Dataset records:
╭──

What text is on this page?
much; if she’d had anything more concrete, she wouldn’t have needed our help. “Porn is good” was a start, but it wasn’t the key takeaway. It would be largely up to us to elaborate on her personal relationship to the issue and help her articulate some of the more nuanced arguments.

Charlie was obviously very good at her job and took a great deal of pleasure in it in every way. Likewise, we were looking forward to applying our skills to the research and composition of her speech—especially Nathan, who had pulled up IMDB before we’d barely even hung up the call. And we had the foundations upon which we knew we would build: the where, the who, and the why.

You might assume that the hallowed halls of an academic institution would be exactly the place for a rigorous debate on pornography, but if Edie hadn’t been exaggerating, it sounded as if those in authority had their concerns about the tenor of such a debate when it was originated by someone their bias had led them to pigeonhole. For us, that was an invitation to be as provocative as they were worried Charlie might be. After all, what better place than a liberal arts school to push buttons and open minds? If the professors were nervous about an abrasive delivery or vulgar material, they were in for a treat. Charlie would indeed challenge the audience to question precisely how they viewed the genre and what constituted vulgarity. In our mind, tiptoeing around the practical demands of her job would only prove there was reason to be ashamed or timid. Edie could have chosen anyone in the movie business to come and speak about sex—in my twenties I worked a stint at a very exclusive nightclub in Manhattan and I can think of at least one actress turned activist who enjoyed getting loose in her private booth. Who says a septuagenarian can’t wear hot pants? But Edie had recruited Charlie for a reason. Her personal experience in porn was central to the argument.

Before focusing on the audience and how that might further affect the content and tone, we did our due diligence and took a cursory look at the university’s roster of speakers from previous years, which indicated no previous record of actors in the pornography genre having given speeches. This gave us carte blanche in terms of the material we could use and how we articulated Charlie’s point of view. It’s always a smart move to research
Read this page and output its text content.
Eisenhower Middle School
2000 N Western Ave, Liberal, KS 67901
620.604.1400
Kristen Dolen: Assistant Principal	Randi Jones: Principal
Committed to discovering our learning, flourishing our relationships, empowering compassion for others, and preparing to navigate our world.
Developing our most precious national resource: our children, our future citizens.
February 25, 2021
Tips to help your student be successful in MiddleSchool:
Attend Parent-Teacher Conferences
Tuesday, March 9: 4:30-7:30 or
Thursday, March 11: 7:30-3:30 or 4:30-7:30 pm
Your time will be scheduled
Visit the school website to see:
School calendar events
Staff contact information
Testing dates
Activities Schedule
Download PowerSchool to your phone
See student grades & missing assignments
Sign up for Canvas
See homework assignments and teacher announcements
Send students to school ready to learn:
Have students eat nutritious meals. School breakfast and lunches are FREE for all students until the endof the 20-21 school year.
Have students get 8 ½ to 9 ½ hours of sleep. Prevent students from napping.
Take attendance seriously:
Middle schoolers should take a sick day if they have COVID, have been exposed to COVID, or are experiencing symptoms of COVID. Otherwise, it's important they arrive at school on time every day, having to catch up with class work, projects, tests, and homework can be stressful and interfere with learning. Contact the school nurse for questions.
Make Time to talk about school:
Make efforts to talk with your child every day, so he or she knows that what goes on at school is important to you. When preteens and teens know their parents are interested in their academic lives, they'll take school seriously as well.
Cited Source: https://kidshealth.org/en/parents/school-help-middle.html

╰──

Return each line of the data that contains the string "content".

Before focusing on the audience and how that might further affect the content and tone, we did our due diligence and took a cursory look at the university’s roster of speakers from previous years, which indicated no previous record of actors in the pornography genre having given speeches. This gave us carte blanche in terms of the material we could use and how we articulated Charlie’s point of view. It’s always a smart move to research
Read this page and output its text content.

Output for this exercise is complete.